Short task:
Gather every line holding the string "казны".

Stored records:
════════
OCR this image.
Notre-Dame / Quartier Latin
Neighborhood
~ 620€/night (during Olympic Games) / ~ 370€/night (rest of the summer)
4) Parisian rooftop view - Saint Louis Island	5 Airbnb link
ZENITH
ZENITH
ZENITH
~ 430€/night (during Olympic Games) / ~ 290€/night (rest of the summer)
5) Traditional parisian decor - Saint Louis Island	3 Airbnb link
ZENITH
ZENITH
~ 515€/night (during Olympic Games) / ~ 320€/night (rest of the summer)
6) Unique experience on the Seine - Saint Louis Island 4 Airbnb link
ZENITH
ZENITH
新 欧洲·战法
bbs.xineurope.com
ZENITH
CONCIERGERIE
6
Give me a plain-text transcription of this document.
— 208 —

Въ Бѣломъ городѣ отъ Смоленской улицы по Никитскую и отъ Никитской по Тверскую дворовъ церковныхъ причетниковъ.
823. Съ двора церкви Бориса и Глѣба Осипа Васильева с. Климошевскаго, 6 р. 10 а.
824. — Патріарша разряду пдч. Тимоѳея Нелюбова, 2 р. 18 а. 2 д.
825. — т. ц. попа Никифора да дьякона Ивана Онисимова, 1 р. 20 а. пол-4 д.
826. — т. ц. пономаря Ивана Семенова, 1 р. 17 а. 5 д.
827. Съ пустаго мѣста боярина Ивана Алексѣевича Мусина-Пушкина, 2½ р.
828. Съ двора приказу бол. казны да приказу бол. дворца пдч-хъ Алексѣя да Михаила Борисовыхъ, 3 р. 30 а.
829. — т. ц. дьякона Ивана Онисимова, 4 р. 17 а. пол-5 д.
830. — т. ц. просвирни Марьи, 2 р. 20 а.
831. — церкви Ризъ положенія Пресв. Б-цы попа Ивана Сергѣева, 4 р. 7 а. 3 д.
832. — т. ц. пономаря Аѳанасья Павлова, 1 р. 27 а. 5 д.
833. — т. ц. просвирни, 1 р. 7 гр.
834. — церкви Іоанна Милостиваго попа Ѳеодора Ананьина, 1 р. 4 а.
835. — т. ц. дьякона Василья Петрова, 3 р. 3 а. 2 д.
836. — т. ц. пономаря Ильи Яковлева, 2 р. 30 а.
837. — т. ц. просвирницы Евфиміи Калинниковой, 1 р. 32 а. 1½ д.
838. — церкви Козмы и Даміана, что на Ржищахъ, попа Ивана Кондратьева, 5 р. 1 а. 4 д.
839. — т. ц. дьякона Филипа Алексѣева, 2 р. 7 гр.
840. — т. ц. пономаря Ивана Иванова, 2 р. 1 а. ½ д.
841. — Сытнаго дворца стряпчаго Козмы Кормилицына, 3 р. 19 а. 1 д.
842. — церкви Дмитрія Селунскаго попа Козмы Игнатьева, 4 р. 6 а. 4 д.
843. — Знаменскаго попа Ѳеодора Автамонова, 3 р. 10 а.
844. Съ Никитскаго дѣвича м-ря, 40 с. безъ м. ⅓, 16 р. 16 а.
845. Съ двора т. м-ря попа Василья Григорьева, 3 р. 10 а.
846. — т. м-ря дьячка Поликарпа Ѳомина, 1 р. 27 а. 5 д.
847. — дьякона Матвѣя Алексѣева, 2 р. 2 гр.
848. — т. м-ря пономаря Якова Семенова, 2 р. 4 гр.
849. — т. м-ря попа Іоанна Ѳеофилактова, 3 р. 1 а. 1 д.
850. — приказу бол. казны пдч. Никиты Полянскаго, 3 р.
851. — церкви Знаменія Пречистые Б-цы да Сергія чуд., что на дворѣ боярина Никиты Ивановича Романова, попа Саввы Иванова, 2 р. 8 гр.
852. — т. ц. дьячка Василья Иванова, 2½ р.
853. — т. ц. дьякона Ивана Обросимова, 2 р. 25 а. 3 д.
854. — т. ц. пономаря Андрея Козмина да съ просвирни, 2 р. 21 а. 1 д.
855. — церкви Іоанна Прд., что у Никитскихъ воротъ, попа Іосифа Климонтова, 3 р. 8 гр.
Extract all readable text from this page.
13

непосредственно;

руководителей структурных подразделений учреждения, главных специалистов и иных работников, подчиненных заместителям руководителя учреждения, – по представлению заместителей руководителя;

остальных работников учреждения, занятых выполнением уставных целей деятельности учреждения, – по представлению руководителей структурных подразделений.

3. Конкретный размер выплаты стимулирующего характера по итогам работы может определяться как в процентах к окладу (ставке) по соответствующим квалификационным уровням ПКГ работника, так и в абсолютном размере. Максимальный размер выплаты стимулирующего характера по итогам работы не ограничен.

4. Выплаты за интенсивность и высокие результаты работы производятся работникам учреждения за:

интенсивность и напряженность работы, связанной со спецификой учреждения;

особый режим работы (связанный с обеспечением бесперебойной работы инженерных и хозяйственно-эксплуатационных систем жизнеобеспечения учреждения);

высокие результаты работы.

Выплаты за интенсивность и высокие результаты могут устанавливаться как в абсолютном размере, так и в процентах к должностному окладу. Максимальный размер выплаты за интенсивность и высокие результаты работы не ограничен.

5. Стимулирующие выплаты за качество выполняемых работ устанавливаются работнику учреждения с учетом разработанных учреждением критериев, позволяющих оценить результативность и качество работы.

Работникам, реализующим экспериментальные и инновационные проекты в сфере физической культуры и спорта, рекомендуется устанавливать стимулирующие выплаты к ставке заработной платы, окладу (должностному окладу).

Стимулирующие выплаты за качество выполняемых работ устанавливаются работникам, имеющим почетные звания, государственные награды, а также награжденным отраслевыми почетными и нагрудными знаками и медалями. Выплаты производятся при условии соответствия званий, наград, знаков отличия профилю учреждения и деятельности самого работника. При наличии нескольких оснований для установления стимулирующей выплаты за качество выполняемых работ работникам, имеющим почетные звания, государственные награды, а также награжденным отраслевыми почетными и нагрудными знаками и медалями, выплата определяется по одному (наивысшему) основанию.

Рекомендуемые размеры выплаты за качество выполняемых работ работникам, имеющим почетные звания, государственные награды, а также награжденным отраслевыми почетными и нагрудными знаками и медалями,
════════
Answer in full:
828. Съ двора приказу бол. казны да приказу бол. дворца пдч-хъ Алексѣя да Михаила Борисовыхъ, 3 р. 30 а.
850. — приказу бол. казны пдч. Никиты Полянскаго, 3 р.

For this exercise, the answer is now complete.